=== Input data ===
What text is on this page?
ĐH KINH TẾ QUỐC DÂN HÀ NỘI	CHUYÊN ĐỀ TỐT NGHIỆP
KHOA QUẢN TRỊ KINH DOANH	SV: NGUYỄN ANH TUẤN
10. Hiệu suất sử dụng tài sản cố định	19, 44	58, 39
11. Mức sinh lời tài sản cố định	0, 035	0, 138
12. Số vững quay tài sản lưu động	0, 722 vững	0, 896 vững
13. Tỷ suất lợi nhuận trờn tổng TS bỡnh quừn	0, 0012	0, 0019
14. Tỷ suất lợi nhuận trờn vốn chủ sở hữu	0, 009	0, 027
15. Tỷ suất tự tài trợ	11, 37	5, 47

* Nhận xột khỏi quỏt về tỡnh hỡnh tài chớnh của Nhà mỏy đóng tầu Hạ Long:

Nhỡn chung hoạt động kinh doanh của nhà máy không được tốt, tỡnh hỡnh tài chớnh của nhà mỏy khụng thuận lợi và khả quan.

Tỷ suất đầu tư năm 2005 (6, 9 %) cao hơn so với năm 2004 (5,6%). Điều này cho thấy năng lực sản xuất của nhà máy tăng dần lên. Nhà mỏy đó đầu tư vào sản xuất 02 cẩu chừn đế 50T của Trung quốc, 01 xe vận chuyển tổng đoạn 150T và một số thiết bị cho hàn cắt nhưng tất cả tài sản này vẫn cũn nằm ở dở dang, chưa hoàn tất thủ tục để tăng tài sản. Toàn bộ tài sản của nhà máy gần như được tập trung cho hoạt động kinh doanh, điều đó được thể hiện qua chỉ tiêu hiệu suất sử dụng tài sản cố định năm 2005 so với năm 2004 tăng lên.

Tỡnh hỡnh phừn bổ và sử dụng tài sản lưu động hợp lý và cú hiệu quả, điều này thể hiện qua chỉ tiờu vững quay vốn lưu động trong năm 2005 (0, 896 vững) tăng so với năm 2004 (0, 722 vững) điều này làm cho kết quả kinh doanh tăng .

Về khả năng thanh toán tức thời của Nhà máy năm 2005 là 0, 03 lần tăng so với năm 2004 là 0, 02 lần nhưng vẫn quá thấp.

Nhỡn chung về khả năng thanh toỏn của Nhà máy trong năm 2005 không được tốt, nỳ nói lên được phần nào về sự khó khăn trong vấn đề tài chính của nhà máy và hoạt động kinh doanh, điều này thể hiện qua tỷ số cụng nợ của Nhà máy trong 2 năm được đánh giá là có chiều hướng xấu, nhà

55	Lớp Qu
===
Task objective:
From the listing above, collect each line in which the string "vững" appears.

Task result:
12. Số vững quay tài sản lưu động	0, 722 vững	0, 896 vững
Tỡnh hỡnh phừn bổ và sử dụng tài sản lưu động hợp lý và cú hiệu quả, điều này thể hiện qua chỉ tiờu vững quay vốn lưu động trong năm 2005 (0, 896 vững) tăng so với năm 2004 (0, 722 vững) điều này làm cho kết quả kinh doanh tăng .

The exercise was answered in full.